**Aim 1**
Answer these questions about the quantum error-correction text:
(a) At most how many logical ancilla qubits are needed, and in which code are they encoded?
(b) Why are Pauli operations and the CNOT transversal?
(c) What two kinds of qubit overhead does the protocol lead to?
**Aim 2**
Resume the quantum error-correction text, picking up right after its final sentence.

In the end, we can implement every exponential coming from the trotterization method (fault-tolerantly) using at most 3 logical ancilla qubits encoded in the 7 qubit Steane code. Two are the ones of Equation (40), while the last one is the one needed to perform state injection and apply the gate  $W(t)$ .  $\square$

We just showed how one can apply  $e^{itP}$  on the system fault-tolerantly for every  $P$  in the Pauli group. However, even if we used it only to perform the time evolution of the Hamiltonian, this procedure can be used to achieve a universal gate set on our error-correcting code.

**Theorem 7.** *A universal gate set can be performed on the system encoded in the error-correcting code of Lemma 3 using at most 3 logical ancilla qubits initialized in the 7-qubit code.*

*Proof.* Pauli operations are transversal as well as the CNOT, since the code is CSS. Then, since we are able to apply on the system  $e^{i\theta P}$  for every angle  $\theta$  and Pauli operator  $P$ , we can use this to apply operations that are not already transversal. It is trivial to perform arbitrary  $Z$  rotations via their definition as  $R_Z(\theta) = e^{i\theta Z}$ , while we can perform the Hadamard gate by using the definition  $H = XR_y(\frac{\pi}{2})$  and  $R_y(\theta) = e^{i\theta Y}$ .  $\square$

## 6 Conclusions

We extended the original idea of Ref. [18] which builds quantum error-correcting codes by exploiting the redundancy given by the Gauge invariance in a Lattice Gauge Theory in several ways. Our first new contribution is the extension of the original proposal for a  $\mathbb{Z}_2$  gauge theory in one and two dimensions to arbitrary spatial dimensions while being agnostic on the choice of the phase-flip error-correcting code employed to make the whole protocol fault-tolerant. This leads to either a logarithmic or linear overhead in the number of qubits to perform the error correction, depending whether we want local checks or not. We have then shown that by encoding the Hamiltonian with this error-correcting code,  $H$  can be written in terms of the logical operations of the error-correcting code itself, which is equivalent to integrating out fermions. Using this procedure, it becomes easy to transform the original fermionic Hamiltonian into a hardcore-bosonic Hamiltonian.

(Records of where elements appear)
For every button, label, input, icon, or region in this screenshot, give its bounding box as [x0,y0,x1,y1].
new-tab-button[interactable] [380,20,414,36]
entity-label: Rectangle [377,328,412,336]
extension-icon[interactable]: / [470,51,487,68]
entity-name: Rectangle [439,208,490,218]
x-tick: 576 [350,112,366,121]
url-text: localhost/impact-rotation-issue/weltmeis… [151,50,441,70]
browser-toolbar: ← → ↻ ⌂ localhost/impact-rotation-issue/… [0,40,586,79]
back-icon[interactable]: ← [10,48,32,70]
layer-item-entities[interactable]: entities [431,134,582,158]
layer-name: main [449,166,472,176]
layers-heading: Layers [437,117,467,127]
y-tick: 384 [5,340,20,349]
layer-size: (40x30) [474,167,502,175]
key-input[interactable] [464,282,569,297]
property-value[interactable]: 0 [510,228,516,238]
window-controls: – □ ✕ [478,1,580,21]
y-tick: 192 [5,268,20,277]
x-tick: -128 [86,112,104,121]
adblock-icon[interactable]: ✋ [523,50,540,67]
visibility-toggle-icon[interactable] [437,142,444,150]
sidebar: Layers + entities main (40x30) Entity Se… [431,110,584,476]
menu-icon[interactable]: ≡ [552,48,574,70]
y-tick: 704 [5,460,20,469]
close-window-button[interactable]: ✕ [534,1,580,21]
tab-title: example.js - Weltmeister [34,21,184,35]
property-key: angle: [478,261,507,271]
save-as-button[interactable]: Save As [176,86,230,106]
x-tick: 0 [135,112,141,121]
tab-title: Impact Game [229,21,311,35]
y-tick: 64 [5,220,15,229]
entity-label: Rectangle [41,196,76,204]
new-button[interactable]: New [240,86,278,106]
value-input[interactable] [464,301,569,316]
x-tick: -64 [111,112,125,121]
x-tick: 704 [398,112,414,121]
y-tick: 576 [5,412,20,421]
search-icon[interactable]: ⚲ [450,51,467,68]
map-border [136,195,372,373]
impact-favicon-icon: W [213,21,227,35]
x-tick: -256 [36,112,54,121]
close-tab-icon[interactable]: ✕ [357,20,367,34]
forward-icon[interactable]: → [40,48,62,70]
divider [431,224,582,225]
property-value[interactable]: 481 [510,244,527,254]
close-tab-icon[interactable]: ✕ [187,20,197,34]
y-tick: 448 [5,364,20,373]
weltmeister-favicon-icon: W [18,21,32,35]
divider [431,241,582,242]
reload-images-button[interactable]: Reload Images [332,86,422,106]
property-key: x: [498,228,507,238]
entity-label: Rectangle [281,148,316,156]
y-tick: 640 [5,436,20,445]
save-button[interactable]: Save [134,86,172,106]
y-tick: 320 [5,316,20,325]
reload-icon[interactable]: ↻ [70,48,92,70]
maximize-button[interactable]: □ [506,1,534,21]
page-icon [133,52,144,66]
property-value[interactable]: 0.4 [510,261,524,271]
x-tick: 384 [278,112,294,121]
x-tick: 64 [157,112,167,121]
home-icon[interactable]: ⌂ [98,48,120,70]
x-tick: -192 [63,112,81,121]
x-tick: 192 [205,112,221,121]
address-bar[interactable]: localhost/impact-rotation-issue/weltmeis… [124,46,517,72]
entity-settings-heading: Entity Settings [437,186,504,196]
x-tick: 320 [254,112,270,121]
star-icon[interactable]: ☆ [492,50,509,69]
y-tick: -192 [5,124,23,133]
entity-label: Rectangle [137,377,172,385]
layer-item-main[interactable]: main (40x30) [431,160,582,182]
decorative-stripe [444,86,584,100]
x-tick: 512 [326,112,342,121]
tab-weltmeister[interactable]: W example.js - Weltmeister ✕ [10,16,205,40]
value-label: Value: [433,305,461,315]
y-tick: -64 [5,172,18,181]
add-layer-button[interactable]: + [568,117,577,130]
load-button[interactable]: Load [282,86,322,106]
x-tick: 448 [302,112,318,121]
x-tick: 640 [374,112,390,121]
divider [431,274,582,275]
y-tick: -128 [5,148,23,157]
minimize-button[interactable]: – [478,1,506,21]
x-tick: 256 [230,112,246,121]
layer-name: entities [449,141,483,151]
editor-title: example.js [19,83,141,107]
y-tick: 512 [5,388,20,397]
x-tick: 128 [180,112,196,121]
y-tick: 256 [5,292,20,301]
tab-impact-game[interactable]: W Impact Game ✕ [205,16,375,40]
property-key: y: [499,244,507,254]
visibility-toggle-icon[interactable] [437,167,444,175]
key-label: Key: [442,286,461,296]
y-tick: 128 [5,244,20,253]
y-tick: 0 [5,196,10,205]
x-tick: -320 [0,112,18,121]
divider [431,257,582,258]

**Final answer 1**
(a) At most 3 logical ancilla qubits are needed, encoded in the 7-qubit Steane code.
(b) They are transversal because the code is CSS.
(c) It leads to either a logarithmic or a linear overhead, depending on whether local checks are wanted.

**Final answer 2**
The technique of writing the Hamiltonian of a lattice gauge theory in terms of the logical operations allowed in the corresponding Gauss' Law code is a powerful and simple strategy to find dual theories to the original model. Then, we have provided an explicit fault-tolerant algorithm to perform a universal set of operations on our Gauss' Law codeand use it to show how to perform Hamiltonian simulation. We described in detail simulations using both the Quantum Signal Processing and Trotterization methods, showing that only a logarithmic and constant number of ancilla qubits is required for the two methods respectively. We have achieved that by showing that, on the error-correcting code exploiting the Gauss' law, every operation needed for Hamiltonian simulation is Clifford and can be done transversally. If the computation will require non-Clifford operations, they will be always done on an ancilla register, that is assumed to have its own error-correcting code.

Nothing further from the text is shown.